- Goal -
Set all the material down again unchanged, without the pictures.

* BEGIN Data for this task *

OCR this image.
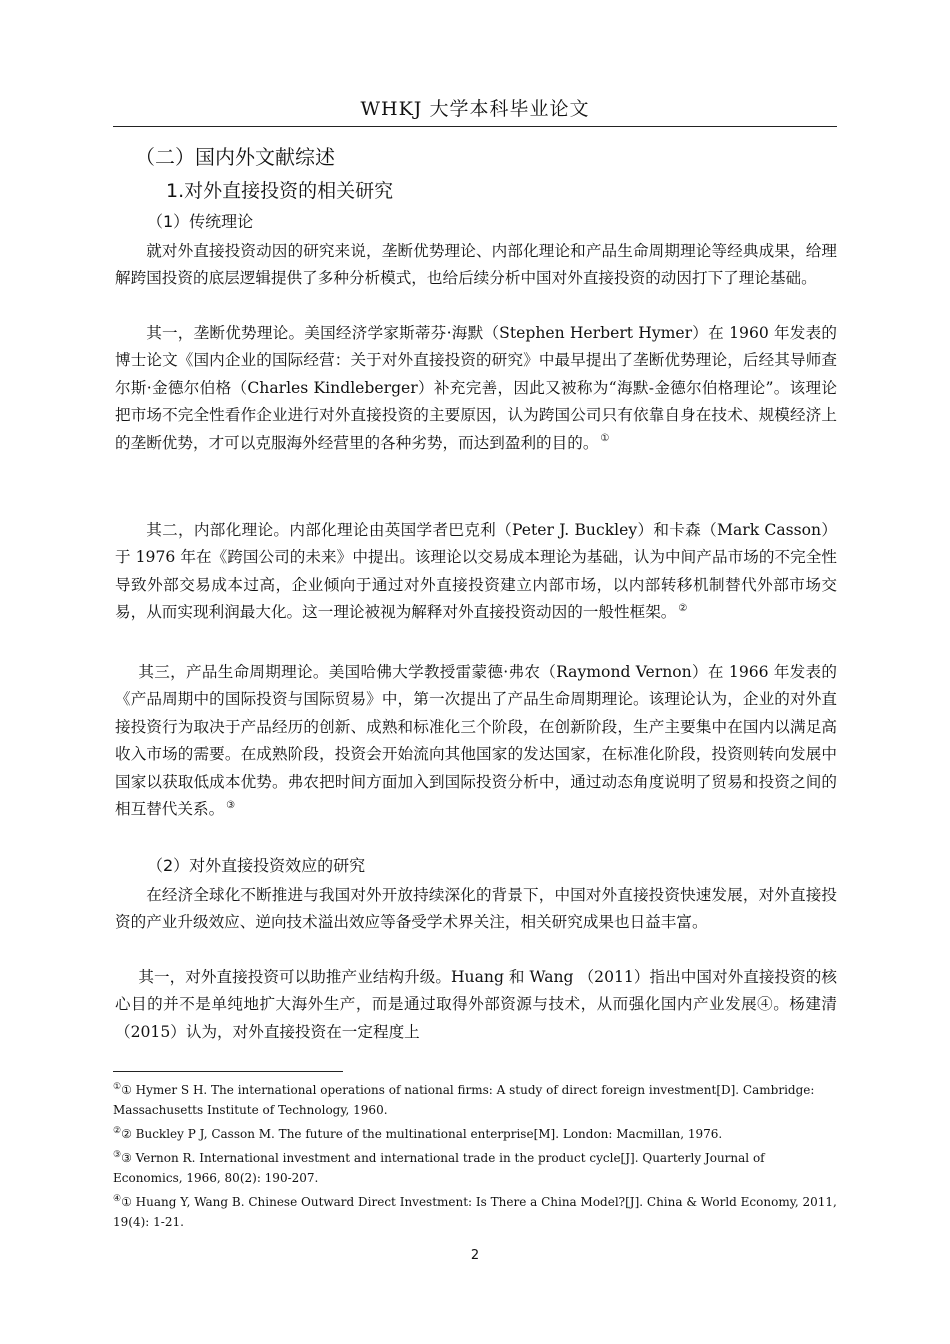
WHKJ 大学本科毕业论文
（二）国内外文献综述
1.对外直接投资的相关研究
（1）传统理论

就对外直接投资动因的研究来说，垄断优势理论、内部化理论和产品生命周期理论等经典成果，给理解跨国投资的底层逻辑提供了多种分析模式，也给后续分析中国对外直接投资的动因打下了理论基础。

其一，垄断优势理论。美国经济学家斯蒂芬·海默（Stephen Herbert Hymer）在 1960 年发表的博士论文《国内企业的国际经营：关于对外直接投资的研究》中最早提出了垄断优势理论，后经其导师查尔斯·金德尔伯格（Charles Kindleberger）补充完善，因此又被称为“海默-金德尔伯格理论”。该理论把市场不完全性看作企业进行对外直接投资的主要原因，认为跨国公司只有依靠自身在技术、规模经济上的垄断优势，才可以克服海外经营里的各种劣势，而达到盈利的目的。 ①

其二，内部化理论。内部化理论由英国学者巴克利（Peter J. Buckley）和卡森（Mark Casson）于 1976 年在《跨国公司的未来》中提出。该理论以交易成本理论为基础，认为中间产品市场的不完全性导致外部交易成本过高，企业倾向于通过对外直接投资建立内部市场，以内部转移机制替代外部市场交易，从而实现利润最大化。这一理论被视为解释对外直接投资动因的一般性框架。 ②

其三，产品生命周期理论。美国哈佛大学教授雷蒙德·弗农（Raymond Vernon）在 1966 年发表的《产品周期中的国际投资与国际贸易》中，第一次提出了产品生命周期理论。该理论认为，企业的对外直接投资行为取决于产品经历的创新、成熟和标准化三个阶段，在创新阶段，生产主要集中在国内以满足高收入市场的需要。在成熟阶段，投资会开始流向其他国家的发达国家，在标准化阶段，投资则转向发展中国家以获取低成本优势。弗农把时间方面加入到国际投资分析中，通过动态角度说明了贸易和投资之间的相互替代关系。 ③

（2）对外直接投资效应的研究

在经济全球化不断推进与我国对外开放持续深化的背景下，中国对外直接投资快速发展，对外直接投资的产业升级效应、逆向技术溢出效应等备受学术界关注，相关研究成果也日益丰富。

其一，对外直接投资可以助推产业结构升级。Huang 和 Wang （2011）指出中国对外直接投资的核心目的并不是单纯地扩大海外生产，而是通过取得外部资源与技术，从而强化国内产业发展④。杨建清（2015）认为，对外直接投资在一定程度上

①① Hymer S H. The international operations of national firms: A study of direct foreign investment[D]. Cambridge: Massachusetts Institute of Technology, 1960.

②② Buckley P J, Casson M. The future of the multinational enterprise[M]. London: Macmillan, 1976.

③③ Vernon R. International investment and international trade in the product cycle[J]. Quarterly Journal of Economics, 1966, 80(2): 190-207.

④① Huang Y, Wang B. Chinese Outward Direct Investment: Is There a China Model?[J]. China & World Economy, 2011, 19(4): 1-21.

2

* END Data for this task *

- Expected answer -
OCR this image.
WHKJ 大学本科毕业论文
（二）国内外文献综述
1.对外直接投资的相关研究
（1）传统理论

就对外直接投资动因的研究来说，垄断优势理论、内部化理论和产品生命周期理论等经典成果，给理解跨国投资的底层逻辑提供了多种分析模式，也给后续分析中国对外直接投资的动因打下了理论基础。

其一，垄断优势理论。美国经济学家斯蒂芬·海默（Stephen Herbert Hymer）在 1960 年发表的博士论文《国内企业的国际经营：关于对外直接投资的研究》中最早提出了垄断优势理论，后经其导师查尔斯·金德尔伯格（Charles Kindleberger）补充完善，因此又被称为“海默-金德尔伯格理论”。该理论把市场不完全性看作企业进行对外直接投资的主要原因，认为跨国公司只有依靠自身在技术、规模经济上的垄断优势，才可以克服海外经营里的各种劣势，而达到盈利的目的。 ①

其二，内部化理论。内部化理论由英国学者巴克利（Peter J. Buckley）和卡森（Mark Casson）于 1976 年在《跨国公司的未来》中提出。该理论以交易成本理论为基础，认为中间产品市场的不完全性导致外部交易成本过高，企业倾向于通过对外直接投资建立内部市场，以内部转移机制替代外部市场交易，从而实现利润最大化。这一理论被视为解释对外直接投资动因的一般性框架。 ②

其三，产品生命周期理论。美国哈佛大学教授雷蒙德·弗农（Raymond Vernon）在 1966 年发表的《产品周期中的国际投资与国际贸易》中，第一次提出了产品生命周期理论。该理论认为，企业的对外直接投资行为取决于产品经历的创新、成熟和标准化三个阶段，在创新阶段，生产主要集中在国内以满足高收入市场的需要。在成熟阶段，投资会开始流向其他国家的发达国家，在标准化阶段，投资则转向发展中国家以获取低成本优势。弗农把时间方面加入到国际投资分析中，通过动态角度说明了贸易和投资之间的相互替代关系。 ③

（2）对外直接投资效应的研究

在经济全球化不断推进与我国对外开放持续深化的背景下，中国对外直接投资快速发展，对外直接投资的产业升级效应、逆向技术溢出效应等备受学术界关注，相关研究成果也日益丰富。

其一，对外直接投资可以助推产业结构升级。Huang 和 Wang （2011）指出中国对外直接投资的核心目的并不是单纯地扩大海外生产，而是通过取得外部资源与技术，从而强化国内产业发展④。杨建清（2015）认为，对外直接投资在一定程度上

①① Hymer S H. The international operations of national firms: A study of direct foreign investment[D]. Cambridge: Massachusetts Institute of Technology, 1960.

②② Buckley P J, Casson M. The future of the multinational enterprise[M]. London: Macmillan, 1976.

③③ Vernon R. International investment and international trade in the product cycle[J]. Quarterly Journal of Economics, 1966, 80(2): 190-207.

④① Huang Y, Wang B. Chinese Outward Direct Investment: Is There a China Model?[J]. China & World Economy, 2011, 19(4): 1-21.

2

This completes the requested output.